**WORK ITEM:** Copy every record that appears below, exactly as it stands.

Excerpts from a transcription dataset:
========================

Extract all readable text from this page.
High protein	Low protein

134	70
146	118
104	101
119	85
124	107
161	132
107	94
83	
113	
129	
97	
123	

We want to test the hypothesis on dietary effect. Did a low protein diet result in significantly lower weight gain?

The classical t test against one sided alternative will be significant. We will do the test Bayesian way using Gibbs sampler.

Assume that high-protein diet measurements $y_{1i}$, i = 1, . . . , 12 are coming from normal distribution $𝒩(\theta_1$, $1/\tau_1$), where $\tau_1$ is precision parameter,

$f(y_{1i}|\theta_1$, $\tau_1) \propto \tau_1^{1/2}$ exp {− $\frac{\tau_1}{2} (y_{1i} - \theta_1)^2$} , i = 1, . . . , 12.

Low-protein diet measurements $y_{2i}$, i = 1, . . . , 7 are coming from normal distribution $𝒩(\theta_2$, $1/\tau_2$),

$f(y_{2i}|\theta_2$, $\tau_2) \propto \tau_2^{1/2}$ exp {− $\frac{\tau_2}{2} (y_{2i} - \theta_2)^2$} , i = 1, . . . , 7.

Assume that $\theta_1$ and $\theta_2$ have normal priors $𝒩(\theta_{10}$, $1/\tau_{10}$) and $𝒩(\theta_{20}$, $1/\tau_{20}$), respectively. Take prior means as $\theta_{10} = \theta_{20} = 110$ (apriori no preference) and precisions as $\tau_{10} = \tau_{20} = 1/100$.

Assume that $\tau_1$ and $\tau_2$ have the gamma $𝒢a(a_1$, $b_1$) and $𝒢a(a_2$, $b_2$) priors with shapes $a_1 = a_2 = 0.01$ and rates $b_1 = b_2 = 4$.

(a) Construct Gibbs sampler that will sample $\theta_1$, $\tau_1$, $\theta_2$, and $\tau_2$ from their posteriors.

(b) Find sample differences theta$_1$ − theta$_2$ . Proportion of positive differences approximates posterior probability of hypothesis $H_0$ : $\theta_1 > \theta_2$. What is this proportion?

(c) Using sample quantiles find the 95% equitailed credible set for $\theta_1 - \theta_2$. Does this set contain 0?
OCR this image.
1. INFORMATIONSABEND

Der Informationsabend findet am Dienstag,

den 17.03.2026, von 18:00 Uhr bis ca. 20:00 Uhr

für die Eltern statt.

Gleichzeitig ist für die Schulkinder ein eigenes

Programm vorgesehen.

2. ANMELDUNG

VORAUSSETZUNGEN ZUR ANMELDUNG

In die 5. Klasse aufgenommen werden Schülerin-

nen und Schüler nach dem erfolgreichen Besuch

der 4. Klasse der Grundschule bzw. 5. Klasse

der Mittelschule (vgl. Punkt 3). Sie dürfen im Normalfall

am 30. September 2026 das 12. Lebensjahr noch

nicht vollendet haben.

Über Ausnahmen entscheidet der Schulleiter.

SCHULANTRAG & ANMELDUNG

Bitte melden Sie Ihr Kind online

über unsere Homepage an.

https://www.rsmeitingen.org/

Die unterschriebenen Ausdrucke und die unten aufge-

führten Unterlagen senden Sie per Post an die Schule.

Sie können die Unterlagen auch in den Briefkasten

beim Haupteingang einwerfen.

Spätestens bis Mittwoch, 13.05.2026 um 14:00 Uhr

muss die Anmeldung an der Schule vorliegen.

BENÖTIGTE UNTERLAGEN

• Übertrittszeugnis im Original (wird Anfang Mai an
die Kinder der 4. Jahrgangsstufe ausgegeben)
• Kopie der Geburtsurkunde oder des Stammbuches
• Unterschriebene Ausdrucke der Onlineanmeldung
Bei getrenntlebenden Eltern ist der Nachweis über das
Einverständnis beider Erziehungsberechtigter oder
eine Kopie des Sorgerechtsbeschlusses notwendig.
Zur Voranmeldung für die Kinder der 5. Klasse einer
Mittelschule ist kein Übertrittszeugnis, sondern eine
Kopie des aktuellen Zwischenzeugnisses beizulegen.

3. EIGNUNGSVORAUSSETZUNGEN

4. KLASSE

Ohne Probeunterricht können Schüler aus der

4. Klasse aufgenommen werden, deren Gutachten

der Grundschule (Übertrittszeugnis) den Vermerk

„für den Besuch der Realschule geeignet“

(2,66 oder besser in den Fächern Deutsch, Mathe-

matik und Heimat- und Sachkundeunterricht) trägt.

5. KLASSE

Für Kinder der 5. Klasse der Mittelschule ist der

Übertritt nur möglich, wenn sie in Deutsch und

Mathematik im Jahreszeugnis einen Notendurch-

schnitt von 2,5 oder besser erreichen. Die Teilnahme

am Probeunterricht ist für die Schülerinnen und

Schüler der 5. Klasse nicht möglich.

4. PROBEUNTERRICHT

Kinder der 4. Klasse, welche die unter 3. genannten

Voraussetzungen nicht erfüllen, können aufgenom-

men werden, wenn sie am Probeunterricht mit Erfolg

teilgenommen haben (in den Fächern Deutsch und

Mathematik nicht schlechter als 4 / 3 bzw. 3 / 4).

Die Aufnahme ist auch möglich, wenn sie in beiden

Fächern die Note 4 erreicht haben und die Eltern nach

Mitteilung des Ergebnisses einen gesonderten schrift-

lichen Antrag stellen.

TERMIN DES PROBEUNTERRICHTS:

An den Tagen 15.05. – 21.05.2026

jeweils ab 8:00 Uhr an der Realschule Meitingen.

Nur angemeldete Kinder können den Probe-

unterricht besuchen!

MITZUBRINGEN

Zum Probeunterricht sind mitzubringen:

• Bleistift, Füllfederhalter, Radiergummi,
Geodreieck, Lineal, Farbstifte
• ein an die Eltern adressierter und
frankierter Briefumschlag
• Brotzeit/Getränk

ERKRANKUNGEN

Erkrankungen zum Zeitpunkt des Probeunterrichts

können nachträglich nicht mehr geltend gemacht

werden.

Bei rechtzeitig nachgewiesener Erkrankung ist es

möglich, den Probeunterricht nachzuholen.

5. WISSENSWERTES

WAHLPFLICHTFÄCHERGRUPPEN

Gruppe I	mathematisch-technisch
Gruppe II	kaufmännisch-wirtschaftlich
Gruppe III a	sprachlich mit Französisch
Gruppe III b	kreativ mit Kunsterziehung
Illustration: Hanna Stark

========================

**SOLUTION TO THIS PROBLEM:**
Extract all readable text from this page.
High protein	Low protein

134	70
146	118
104	101
119	85
124	107
161	132
107	94
83	
113	
129	
97	
123	

We want to test the hypothesis on dietary effect. Did a low protein diet result in significantly lower weight gain?

The classical t test against one sided alternative will be significant. We will do the test Bayesian way using Gibbs sampler.

Assume that high-protein diet measurements $y_{1i}$, i = 1, . . . , 12 are coming from normal distribution $𝒩(\theta_1$, $1/\tau_1$), where $\tau_1$ is precision parameter,

$f(y_{1i}|\theta_1$, $\tau_1) \propto \tau_1^{1/2}$ exp {− $\frac{\tau_1}{2} (y_{1i} - \theta_1)^2$} , i = 1, . . . , 12.

Low-protein diet measurements $y_{2i}$, i = 1, . . . , 7 are coming from normal distribution $𝒩(\theta_2$, $1/\tau_2$),

$f(y_{2i}|\theta_2$, $\tau_2) \propto \tau_2^{1/2}$ exp {− $\frac{\tau_2}{2} (y_{2i} - \theta_2)^2$} , i = 1, . . . , 7.

Assume that $\theta_1$ and $\theta_2$ have normal priors $𝒩(\theta_{10}$, $1/\tau_{10}$) and $𝒩(\theta_{20}$, $1/\tau_{20}$), respectively. Take prior means as $\theta_{10} = \theta_{20} = 110$ (apriori no preference) and precisions as $\tau_{10} = \tau_{20} = 1/100$.

Assume that $\tau_1$ and $\tau_2$ have the gamma $𝒢a(a_1$, $b_1$) and $𝒢a(a_2$, $b_2$) priors with shapes $a_1 = a_2 = 0.01$ and rates $b_1 = b_2 = 4$.

(a) Construct Gibbs sampler that will sample $\theta_1$, $\tau_1$, $\theta_2$, and $\tau_2$ from their posteriors.

(b) Find sample differences theta$_1$ − theta$_2$ . Proportion of positive differences approximates posterior probability of hypothesis $H_0$ : $\theta_1 > \theta_2$. What is this proportion?

(c) Using sample quantiles find the 95% equitailed credible set for $\theta_1 - \theta_2$. Does this set contain 0?
OCR this image.
1. INFORMATIONSABEND

Der Informationsabend findet am Dienstag,

den 17.03.2026, von 18:00 Uhr bis ca. 20:00 Uhr

für die Eltern statt.

Gleichzeitig ist für die Schulkinder ein eigenes

Programm vorgesehen.

2. ANMELDUNG

VORAUSSETZUNGEN ZUR ANMELDUNG

In die 5. Klasse aufgenommen werden Schülerin-

nen und Schüler nach dem erfolgreichen Besuch

der 4. Klasse der Grundschule bzw. 5. Klasse

der Mittelschule (vgl. Punkt 3). Sie dürfen im Normalfall

am 30. September 2026 das 12. Lebensjahr noch

nicht vollendet haben.

Über Ausnahmen entscheidet der Schulleiter.

SCHULANTRAG & ANMELDUNG

Bitte melden Sie Ihr Kind online

über unsere Homepage an.

https://www.rsmeitingen.org/

Die unterschriebenen Ausdrucke und die unten aufge-

führten Unterlagen senden Sie per Post an die Schule.

Sie können die Unterlagen auch in den Briefkasten

beim Haupteingang einwerfen.

Spätestens bis Mittwoch, 13.05.2026 um 14:00 Uhr

muss die Anmeldung an der Schule vorliegen.

BENÖTIGTE UNTERLAGEN

• Übertrittszeugnis im Original (wird Anfang Mai an
die Kinder der 4. Jahrgangsstufe ausgegeben)
• Kopie der Geburtsurkunde oder des Stammbuches
• Unterschriebene Ausdrucke der Onlineanmeldung
Bei getrenntlebenden Eltern ist der Nachweis über das
Einverständnis beider Erziehungsberechtigter oder
eine Kopie des Sorgerechtsbeschlusses notwendig.
Zur Voranmeldung für die Kinder der 5. Klasse einer
Mittelschule ist kein Übertrittszeugnis, sondern eine
Kopie des aktuellen Zwischenzeugnisses beizulegen.

3. EIGNUNGSVORAUSSETZUNGEN

4. KLASSE

Ohne Probeunterricht können Schüler aus der

4. Klasse aufgenommen werden, deren Gutachten

der Grundschule (Übertrittszeugnis) den Vermerk

„für den Besuch der Realschule geeignet“

(2,66 oder besser in den Fächern Deutsch, Mathe-

matik und Heimat- und Sachkundeunterricht) trägt.

5. KLASSE

Für Kinder der 5. Klasse der Mittelschule ist der

Übertritt nur möglich, wenn sie in Deutsch und

Mathematik im Jahreszeugnis einen Notendurch-

schnitt von 2,5 oder besser erreichen. Die Teilnahme

am Probeunterricht ist für die Schülerinnen und

Schüler der 5. Klasse nicht möglich.

4. PROBEUNTERRICHT

Kinder der 4. Klasse, welche die unter 3. genannten

Voraussetzungen nicht erfüllen, können aufgenom-

men werden, wenn sie am Probeunterricht mit Erfolg

teilgenommen haben (in den Fächern Deutsch und

Mathematik nicht schlechter als 4 / 3 bzw. 3 / 4).

Die Aufnahme ist auch möglich, wenn sie in beiden

Fächern die Note 4 erreicht haben und die Eltern nach

Mitteilung des Ergebnisses einen gesonderten schrift-

lichen Antrag stellen.

TERMIN DES PROBEUNTERRICHTS:

An den Tagen 15.05. – 21.05.2026

jeweils ab 8:00 Uhr an der Realschule Meitingen.

Nur angemeldete Kinder können den Probe-

unterricht besuchen!

MITZUBRINGEN

Zum Probeunterricht sind mitzubringen:

• Bleistift, Füllfederhalter, Radiergummi,
Geodreieck, Lineal, Farbstifte
• ein an die Eltern adressierter und
frankierter Briefumschlag
• Brotzeit/Getränk

ERKRANKUNGEN

Erkrankungen zum Zeitpunkt des Probeunterrichts

können nachträglich nicht mehr geltend gemacht

werden.

Bei rechtzeitig nachgewiesener Erkrankung ist es

möglich, den Probeunterricht nachzuholen.

5. WISSENSWERTES

WAHLPFLICHTFÄCHERGRUPPEN

Gruppe I	mathematisch-technisch
Gruppe II	kaufmännisch-wirtschaftlich
Gruppe III a	sprachlich mit Französisch
Gruppe III b	kreativ mit Kunsterziehung
Illustration: Hanna Stark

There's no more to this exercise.